An exact copy of every record is needed.

● **Dataset rows**
++++

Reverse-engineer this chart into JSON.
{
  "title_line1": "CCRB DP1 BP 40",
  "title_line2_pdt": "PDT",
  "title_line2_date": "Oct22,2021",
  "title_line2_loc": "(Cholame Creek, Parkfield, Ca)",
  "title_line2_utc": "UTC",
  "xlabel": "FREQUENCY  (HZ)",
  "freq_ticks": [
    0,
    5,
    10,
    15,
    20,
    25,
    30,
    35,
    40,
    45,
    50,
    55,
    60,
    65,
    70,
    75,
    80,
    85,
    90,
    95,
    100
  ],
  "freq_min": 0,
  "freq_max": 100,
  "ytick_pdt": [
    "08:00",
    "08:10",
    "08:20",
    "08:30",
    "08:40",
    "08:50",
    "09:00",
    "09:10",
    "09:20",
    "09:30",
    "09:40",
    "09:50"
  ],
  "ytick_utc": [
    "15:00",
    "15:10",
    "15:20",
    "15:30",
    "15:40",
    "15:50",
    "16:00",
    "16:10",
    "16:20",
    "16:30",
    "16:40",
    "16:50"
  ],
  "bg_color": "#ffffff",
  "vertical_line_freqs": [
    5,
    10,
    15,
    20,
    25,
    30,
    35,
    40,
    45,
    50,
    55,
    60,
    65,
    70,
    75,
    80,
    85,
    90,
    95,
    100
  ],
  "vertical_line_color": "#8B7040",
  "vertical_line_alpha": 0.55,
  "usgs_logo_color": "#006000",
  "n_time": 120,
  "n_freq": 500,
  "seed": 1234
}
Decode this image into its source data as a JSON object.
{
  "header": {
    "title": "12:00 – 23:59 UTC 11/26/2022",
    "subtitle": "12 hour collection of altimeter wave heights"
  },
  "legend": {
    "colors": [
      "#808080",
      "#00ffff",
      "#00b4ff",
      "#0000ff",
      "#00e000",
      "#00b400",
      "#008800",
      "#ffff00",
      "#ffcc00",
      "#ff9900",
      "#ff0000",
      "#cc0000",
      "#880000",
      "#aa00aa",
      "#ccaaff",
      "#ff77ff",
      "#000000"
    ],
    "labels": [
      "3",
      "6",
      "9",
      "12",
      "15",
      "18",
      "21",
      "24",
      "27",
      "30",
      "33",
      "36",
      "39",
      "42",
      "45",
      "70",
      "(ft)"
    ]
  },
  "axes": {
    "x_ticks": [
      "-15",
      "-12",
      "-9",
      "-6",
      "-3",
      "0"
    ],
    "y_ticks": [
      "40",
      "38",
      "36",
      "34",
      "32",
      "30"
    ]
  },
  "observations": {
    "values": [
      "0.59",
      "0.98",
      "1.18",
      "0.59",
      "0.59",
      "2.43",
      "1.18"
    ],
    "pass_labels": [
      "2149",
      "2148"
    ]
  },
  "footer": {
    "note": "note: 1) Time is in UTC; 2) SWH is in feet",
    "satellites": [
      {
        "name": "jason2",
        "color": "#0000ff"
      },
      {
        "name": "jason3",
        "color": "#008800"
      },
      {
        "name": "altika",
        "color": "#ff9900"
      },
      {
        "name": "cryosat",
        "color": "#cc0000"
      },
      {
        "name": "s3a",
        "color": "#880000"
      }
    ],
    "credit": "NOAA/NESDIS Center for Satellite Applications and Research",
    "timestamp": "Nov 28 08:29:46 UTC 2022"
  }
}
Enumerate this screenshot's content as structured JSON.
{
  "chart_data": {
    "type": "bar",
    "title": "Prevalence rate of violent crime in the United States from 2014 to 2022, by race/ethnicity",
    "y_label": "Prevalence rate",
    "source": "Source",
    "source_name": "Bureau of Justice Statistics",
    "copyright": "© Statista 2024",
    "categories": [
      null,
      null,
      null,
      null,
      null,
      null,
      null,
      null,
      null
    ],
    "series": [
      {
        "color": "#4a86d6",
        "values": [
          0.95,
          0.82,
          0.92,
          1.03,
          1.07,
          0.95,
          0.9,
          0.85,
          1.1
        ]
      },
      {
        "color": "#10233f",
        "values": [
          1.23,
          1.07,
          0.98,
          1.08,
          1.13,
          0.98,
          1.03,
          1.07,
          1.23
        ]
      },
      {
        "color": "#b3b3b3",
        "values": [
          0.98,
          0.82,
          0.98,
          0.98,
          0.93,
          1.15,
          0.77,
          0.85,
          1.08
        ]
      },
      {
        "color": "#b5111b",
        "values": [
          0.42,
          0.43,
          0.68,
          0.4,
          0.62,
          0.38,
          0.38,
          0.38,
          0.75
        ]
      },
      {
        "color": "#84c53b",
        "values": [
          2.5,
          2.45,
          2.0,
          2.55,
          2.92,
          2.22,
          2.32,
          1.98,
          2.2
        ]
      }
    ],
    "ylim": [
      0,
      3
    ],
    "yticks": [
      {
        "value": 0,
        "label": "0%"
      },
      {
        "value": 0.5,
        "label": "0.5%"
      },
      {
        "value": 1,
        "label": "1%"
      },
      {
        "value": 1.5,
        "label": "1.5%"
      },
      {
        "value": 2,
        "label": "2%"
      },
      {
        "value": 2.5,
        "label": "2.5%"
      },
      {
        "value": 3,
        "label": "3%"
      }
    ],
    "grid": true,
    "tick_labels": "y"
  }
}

++++

● **Reply**
Reverse-engineer this chart into JSON.
{
  "title_line1": "CCRB DP1 BP 40",
  "title_line2_pdt": "PDT",
  "title_line2_date": "Oct22,2021",
  "title_line2_loc": "(Cholame Creek, Parkfield, Ca)",
  "title_line2_utc": "UTC",
  "xlabel": "FREQUENCY  (HZ)",
  "freq_ticks": [
    0,
    5,
    10,
    15,
    20,
    25,
    30,
    35,
    40,
    45,
    50,
    55,
    60,
    65,
    70,
    75,
    80,
    85,
    90,
    95,
    100
  ],
  "freq_min": 0,
  "freq_max": 100,
  "ytick_pdt": [
    "08:00",
    "08:10",
    "08:20",
    "08:30",
    "08:40",
    "08:50",
    "09:00",
    "09:10",
    "09:20",
    "09:30",
    "09:40",
    "09:50"
  ],
  "ytick_utc": [
    "15:00",
    "15:10",
    "15:20",
    "15:30",
    "15:40",
    "15:50",
    "16:00",
    "16:10",
    "16:20",
    "16:30",
    "16:40",
    "16:50"
  ],
  "bg_color": "#ffffff",
  "vertical_line_freqs": [
    5,
    10,
    15,
    20,
    25,
    30,
    35,
    40,
    45,
    50,
    55,
    60,
    65,
    70,
    75,
    80,
    85,
    90,
    95,
    100
  ],
  "vertical_line_color": "#8B7040",
  "vertical_line_alpha": 0.55,
  "usgs_logo_color": "#006000",
  "n_time": 120,
  "n_freq": 500,
  "seed": 1234
}
Decode this image into its source data as a JSON object.
{
  "header": {
    "title": "12:00 – 23:59 UTC 11/26/2022",
    "subtitle": "12 hour collection of altimeter wave heights"
  },
  "legend": {
    "colors": [
      "#808080",
      "#00ffff",
      "#00b4ff",
      "#0000ff",
      "#00e000",
      "#00b400",
      "#008800",
      "#ffff00",
      "#ffcc00",
      "#ff9900",
      "#ff0000",
      "#cc0000",
      "#880000",
      "#aa00aa",
      "#ccaaff",
      "#ff77ff",
      "#000000"
    ],
    "labels": [
      "3",
      "6",
      "9",
      "12",
      "15",
      "18",
      "21",
      "24",
      "27",
      "30",
      "33",
      "36",
      "39",
      "42",
      "45",
      "70",
      "(ft)"
    ]
  },
  "axes": {
    "x_ticks": [
      "-15",
      "-12",
      "-9",
      "-6",
      "-3",
      "0"
    ],
    "y_ticks": [
      "40",
      "38",
      "36",
      "34",
      "32",
      "30"
    ]
  },
  "observations": {
    "values": [
      "0.59",
      "0.98",
      "1.18",
      "0.59",
      "0.59",
      "2.43",
      "1.18"
    ],
    "pass_labels": [
      "2149",
      "2148"
    ]
  },
  "footer": {
    "note": "note: 1) Time is in UTC; 2) SWH is in feet",
    "satellites": [
      {
        "name": "jason2",
        "color": "#0000ff"
      },
      {
        "name": "jason3",
        "color": "#008800"
      },
      {
        "name": "altika",
        "color": "#ff9900"
      },
      {
        "name": "cryosat",
        "color": "#cc0000"
      },
      {
        "name": "s3a",
        "color": "#880000"
      }
    ],
    "credit": "NOAA/NESDIS Center for Satellite Applications and Research",
    "timestamp": "Nov 28 08:29:46 UTC 2022"
  }
}
Enumerate this screenshot's content as structured JSON.
{
  "chart_data": {
    "type": "bar",
    "title": "Prevalence rate of violent crime in the United States from 2014 to 2022, by race/ethnicity",
    "y_label": "Prevalence rate",
    "source": "Source",
    "source_name": "Bureau of Justice Statistics",
    "copyright": "© Statista 2024",
    "categories": [
      null,
      null,
      null,
      null,
      null,
      null,
      null,
      null,
      null
    ],
    "series": [
      {
        "color": "#4a86d6",
        "values": [
          0.95,
          0.82,
          0.92,
          1.03,
          1.07,
          0.95,
          0.9,
          0.85,
          1.1
        ]
      },
      {
        "color": "#10233f",
        "values": [
          1.23,
          1.07,
          0.98,
          1.08,
          1.13,
          0.98,
          1.03,
          1.07,
          1.23
        ]
      },
      {
        "color": "#b3b3b3",
        "values": [
          0.98,
          0.82,
          0.98,
          0.98,
          0.93,
          1.15,
          0.77,
          0.85,
          1.08
        ]
      },
      {
        "color": "#b5111b",
        "values": [
          0.42,
          0.43,
          0.68,
          0.4,
          0.62,
          0.38,
          0.38,
          0.38,
          0.75
        ]
      },
      {
        "color": "#84c53b",
        "values": [
          2.5,
          2.45,
          2.0,
          2.55,
          2.92,
          2.22,
          2.32,
          1.98,
          2.2
        ]
      }
    ],
    "ylim": [
      0,
      3
    ],
    "yticks": [
      {
        "value": 0,
        "label": "0%"
      },
      {
        "value": 0.5,
        "label": "0.5%"
      },
      {
        "value": 1,
        "label": "1%"
      },
      {
        "value": 1.5,
        "label": "1.5%"
      },
      {
        "value": 2,
        "label": "2%"
      },
      {
        "value": 2.5,
        "label": "2.5%"
      },
      {
        "value": 3,
        "label": "3%"
      }
    ],
    "grid": true,
    "tick_labels": "y"
  }
}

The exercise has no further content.